Please quote every line of the rows below word for word, leaving out the pictures.

╭─ Extracted entries

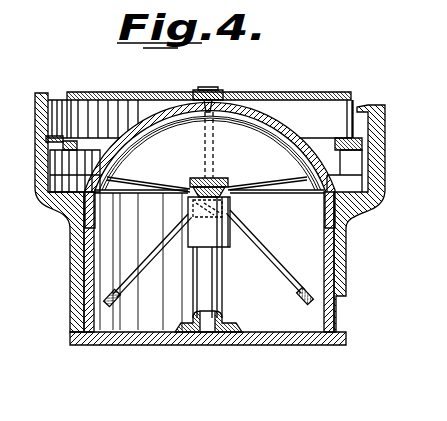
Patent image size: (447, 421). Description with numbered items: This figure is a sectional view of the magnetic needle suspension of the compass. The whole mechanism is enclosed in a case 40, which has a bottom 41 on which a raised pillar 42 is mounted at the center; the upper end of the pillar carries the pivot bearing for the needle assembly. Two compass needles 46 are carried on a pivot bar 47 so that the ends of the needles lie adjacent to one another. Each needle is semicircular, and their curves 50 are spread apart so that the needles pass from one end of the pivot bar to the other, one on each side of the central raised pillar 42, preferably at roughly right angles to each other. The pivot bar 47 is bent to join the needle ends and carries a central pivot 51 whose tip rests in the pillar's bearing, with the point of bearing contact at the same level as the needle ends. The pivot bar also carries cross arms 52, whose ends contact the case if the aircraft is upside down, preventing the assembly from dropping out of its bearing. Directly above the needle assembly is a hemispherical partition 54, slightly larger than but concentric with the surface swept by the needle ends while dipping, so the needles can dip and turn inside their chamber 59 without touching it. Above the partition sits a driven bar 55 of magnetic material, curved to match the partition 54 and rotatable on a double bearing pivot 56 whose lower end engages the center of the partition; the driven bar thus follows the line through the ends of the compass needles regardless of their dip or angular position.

The case 40 is at (346, 284).
The bottom 41 is at (268, 345).
The raised pillar 42 is at (226, 286).
The compass needles 46 is at (160, 255).
The pivot bar 47 is at (228, 181).
The curves 50 is at (120, 302).
The central pivot 51 is at (210, 178).
The cross arms 52 is at (277, 184).
The hemispherical partition 54 is at (281, 132).
The driven bar 55 is at (214, 156).
The double bearing pivot 56 is at (212, 92).
The chamber 59 is at (314, 220).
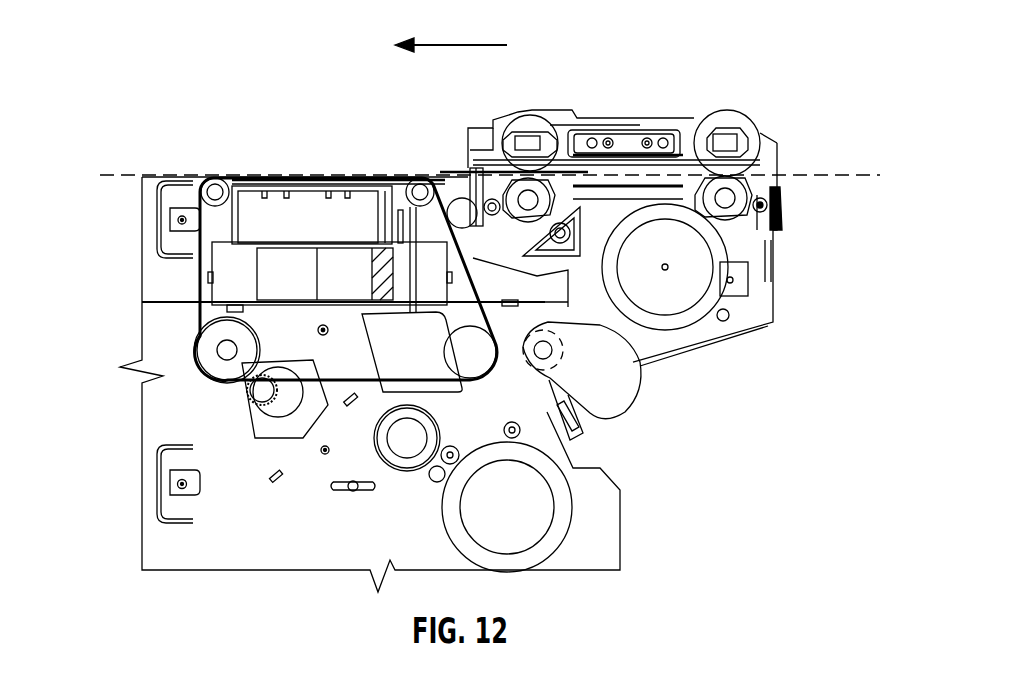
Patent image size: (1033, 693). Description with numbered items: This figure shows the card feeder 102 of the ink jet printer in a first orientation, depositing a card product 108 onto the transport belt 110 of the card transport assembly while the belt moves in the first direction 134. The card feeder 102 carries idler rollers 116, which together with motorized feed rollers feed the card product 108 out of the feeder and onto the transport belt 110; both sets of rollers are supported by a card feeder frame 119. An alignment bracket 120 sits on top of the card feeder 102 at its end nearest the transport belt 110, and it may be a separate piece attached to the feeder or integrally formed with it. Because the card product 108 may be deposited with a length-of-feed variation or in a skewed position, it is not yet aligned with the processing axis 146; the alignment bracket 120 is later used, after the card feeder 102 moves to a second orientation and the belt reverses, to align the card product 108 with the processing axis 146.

The card feeder 102 is at (661, 138).
The card product 108 is at (355, 172).
The transport belt 110 is at (272, 175).
The idler rollers 116 is at (752, 145).
The card feeder frame 119 is at (757, 195).
The alignment bracket 120 is at (545, 110).
The first direction 134 is at (460, 44).
The processing axis 146 is at (107, 175).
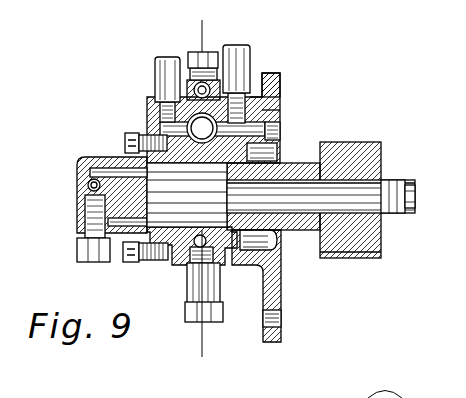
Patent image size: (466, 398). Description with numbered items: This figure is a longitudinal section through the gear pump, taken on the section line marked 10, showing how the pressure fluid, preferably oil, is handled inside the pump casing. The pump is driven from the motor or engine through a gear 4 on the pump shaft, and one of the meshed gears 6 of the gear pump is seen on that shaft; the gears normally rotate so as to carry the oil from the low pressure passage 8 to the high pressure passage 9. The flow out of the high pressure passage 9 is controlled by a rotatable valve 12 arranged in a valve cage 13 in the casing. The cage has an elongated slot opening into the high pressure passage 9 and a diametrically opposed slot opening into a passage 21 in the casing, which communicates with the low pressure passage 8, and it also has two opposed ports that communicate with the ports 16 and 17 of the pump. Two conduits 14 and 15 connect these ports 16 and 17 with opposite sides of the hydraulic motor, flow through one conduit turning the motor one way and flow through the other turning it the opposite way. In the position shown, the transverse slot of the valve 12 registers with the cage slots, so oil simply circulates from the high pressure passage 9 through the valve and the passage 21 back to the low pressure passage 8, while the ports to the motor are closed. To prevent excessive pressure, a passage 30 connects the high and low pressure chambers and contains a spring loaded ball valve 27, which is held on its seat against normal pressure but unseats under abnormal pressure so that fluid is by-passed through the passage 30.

The gear 4 is at (350, 143).
The meshed gear 6 is at (246, 181).
The low pressure passage 8 is at (182, 252).
The high pressure passage 9 is at (278, 131).
The section line 10 is at (190, 35).
The valve 12 is at (234, 110).
The valve cage 13 is at (234, 90).
The conduit 14 is at (157, 61).
The conduit 15 is at (238, 45).
The port 16 is at (167, 102).
The port 17 is at (276, 111).
The passage 21 is at (188, 66).
The spring loaded ball valve 27 is at (88, 184).
The passage 30 is at (113, 170).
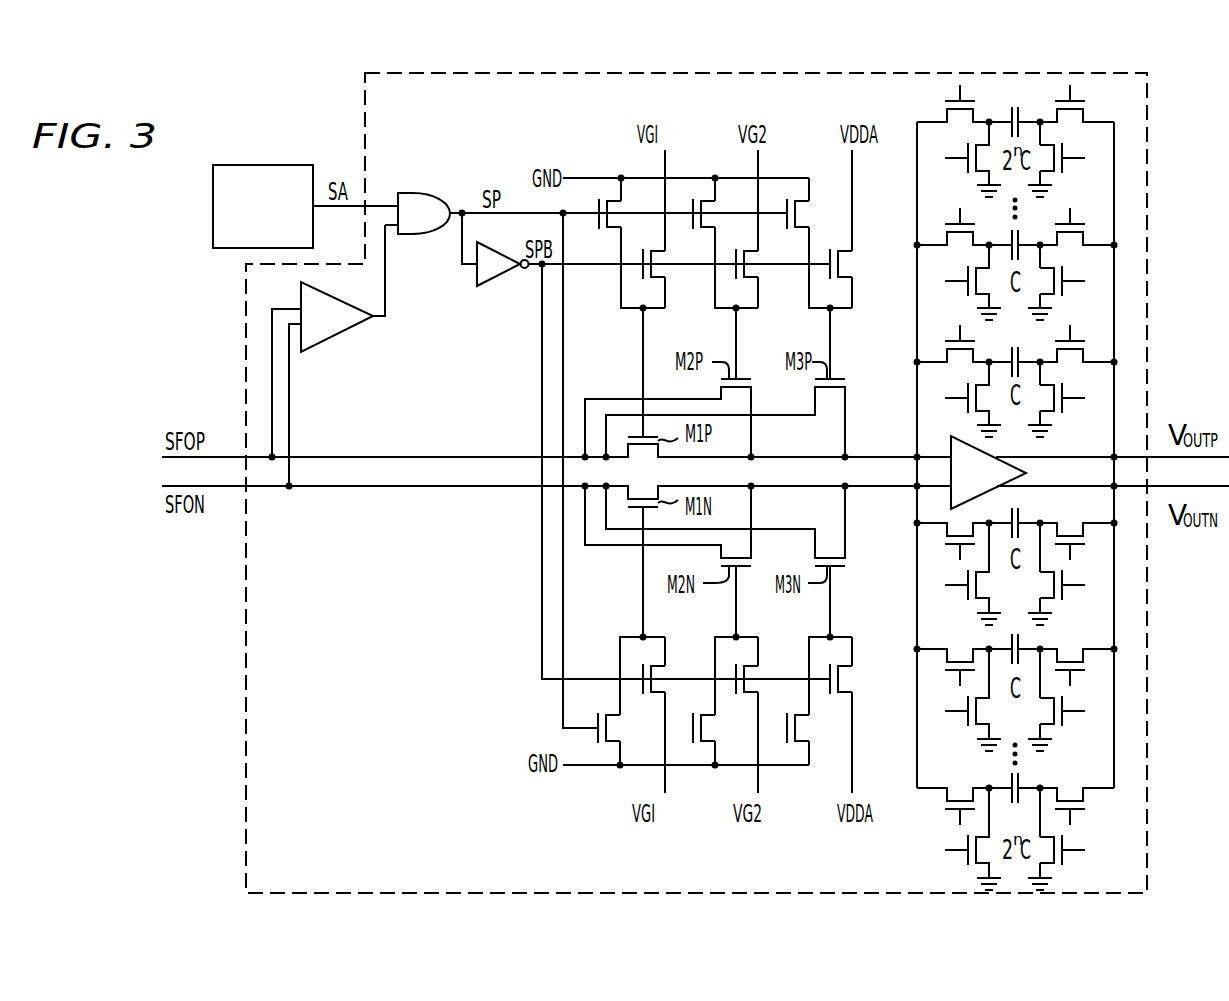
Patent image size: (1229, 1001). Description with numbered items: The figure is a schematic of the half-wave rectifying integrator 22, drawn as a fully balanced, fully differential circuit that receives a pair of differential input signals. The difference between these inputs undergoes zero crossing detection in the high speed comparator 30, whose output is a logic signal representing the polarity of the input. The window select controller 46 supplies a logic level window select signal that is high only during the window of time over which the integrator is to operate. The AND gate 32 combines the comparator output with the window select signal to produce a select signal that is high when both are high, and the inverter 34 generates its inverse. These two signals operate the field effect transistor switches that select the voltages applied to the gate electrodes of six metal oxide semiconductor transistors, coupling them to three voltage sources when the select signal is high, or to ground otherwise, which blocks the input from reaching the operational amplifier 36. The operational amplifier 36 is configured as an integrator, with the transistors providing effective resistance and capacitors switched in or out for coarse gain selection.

The half-wave rectifying integrator 22 is at (246, 587).
The comparator 30 is at (330, 338).
The AND gate 32 is at (422, 193).
The inverter 34 is at (494, 277).
The operational amplifier 36 is at (1026, 473).
The window select controller 46 is at (267, 165).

╰─

▸ **Output below**
Patent image size: (447, 421). Description with numbered items: This figure is a sectional view of the magnetic needle suspension of the compass. The whole mechanism is enclosed in a case 40, which has a bottom 41 on which a raised pillar 42 is mounted at the center; the upper end of the pillar carries the pivot bearing for the needle assembly. Two compass needles 46 are carried on a pivot bar 47 so that the ends of the needles lie adjacent to one another. Each needle is semicircular, and their curves 50 are spread apart so that the needles pass from one end of the pivot bar to the other, one on each side of the central raised pillar 42, preferably at roughly right angles to each other. The pivot bar 47 is bent to join the needle ends and carries a central pivot 51 whose tip rests in the pillar's bearing, with the point of bearing contact at the same level as the needle ends. The pivot bar also carries cross arms 52, whose ends contact the case if the aircraft is upside down, preventing the assembly from dropping out of its bearing. Directly above the needle assembly is a hemispherical partition 54, slightly larger than but concentric with the surface swept by the needle ends while dipping, so the needles can dip and turn inside their chamber 59 without touching it. Above the partition sits a driven bar 55 of magnetic material, curved to match the partition 54 and rotatable on a double bearing pivot 56 whose lower end engages the center of the partition; the driven bar thus follows the line through the ends of the compass needles regardless of their dip or angular position.

The case 40 is at (346, 284).
The bottom 41 is at (268, 345).
The raised pillar 42 is at (226, 286).
The compass needles 46 is at (160, 255).
The pivot bar 47 is at (228, 181).
The curves 50 is at (120, 302).
The central pivot 51 is at (210, 178).
The cross arms 52 is at (277, 184).
The hemispherical partition 54 is at (281, 132).
The driven bar 55 is at (214, 156).
The double bearing pivot 56 is at (212, 92).
The chamber 59 is at (314, 220).
Patent image size: (1033, 693). Description with numbered items: This figure shows the card feeder 102 of the ink jet printer in a first orientation, depositing a card product 108 onto the transport belt 110 of the card transport assembly while the belt moves in the first direction 134. The card feeder 102 carries idler rollers 116, which together with motorized feed rollers feed the card product 108 out of the feeder and onto the transport belt 110; both sets of rollers are supported by a card feeder frame 119. An alignment bracket 120 sits on top of the card feeder 102 at its end nearest the transport belt 110, and it may be a separate piece attached to the feeder or integrally formed with it. Because the card product 108 may be deposited with a length-of-feed variation or in a skewed position, it is not yet aligned with the processing axis 146; the alignment bracket 120 is later used, after the card feeder 102 moves to a second orientation and the belt reverses, to align the card product 108 with the processing axis 146.

The card feeder 102 is at (661, 138).
The card product 108 is at (355, 172).
The transport belt 110 is at (272, 175).
The idler rollers 116 is at (752, 145).
The card feeder frame 119 is at (757, 195).
The alignment bracket 120 is at (545, 110).
The first direction 134 is at (460, 44).
The processing axis 146 is at (107, 175).
Patent image size: (466, 398). Description with numbered items: This figure is a longitudinal section through the gear pump, taken on the section line marked 10, showing how the pressure fluid, preferably oil, is handled inside the pump casing. The pump is driven from the motor or engine through a gear 4 on the pump shaft, and one of the meshed gears 6 of the gear pump is seen on that shaft; the gears normally rotate so as to carry the oil from the low pressure passage 8 to the high pressure passage 9. The flow out of the high pressure passage 9 is controlled by a rotatable valve 12 arranged in a valve cage 13 in the casing. The cage has an elongated slot opening into the high pressure passage 9 and a diametrically opposed slot opening into a passage 21 in the casing, which communicates with the low pressure passage 8, and it also has two opposed ports that communicate with the ports 16 and 17 of the pump. Two conduits 14 and 15 connect these ports 16 and 17 with opposite sides of the hydraulic motor, flow through one conduit turning the motor one way and flow through the other turning it the opposite way. In the position shown, the transverse slot of the valve 12 registers with the cage slots, so oil simply circulates from the high pressure passage 9 through the valve and the passage 21 back to the low pressure passage 8, while the ports to the motor are closed. To prevent excessive pressure, a passage 30 connects the high and low pressure chambers and contains a spring loaded ball valve 27, which is held on its seat against normal pressure but unseats under abnormal pressure so that fluid is by-passed through the passage 30.

The gear 4 is at (350, 143).
The meshed gear 6 is at (246, 181).
The low pressure passage 8 is at (182, 252).
The high pressure passage 9 is at (278, 131).
The section line 10 is at (190, 35).
The valve 12 is at (234, 110).
The valve cage 13 is at (234, 90).
The conduit 14 is at (157, 61).
The conduit 15 is at (238, 45).
The port 16 is at (167, 102).
The port 17 is at (276, 111).
The passage 21 is at (188, 66).
The spring loaded ball valve 27 is at (88, 184).
The passage 30 is at (113, 170).
Patent image size: (1229, 1001). Description with numbered items: The figure is a schematic of the half-wave rectifying integrator 22, drawn as a fully balanced, fully differential circuit that receives a pair of differential input signals. The difference between these inputs undergoes zero crossing detection in the high speed comparator 30, whose output is a logic signal representing the polarity of the input. The window select controller 46 supplies a logic level window select signal that is high only during the window of time over which the integrator is to operate. The AND gate 32 combines the comparator output with the window select signal to produce a select signal that is high when both are high, and the inverter 34 generates its inverse. These two signals operate the field effect transistor switches that select the voltages applied to the gate electrodes of six metal oxide semiconductor transistors, coupling them to three voltage sources when the select signal is high, or to ground otherwise, which blocks the input from reaching the operational amplifier 36. The operational amplifier 36 is configured as an integrator, with the transistors providing effective resistance and capacitors switched in or out for coarse gain selection.

The half-wave rectifying integrator 22 is at (246, 587).
The comparator 30 is at (330, 338).
The AND gate 32 is at (422, 193).
The inverter 34 is at (494, 277).
The operational amplifier 36 is at (1026, 473).
The window select controller 46 is at (267, 165).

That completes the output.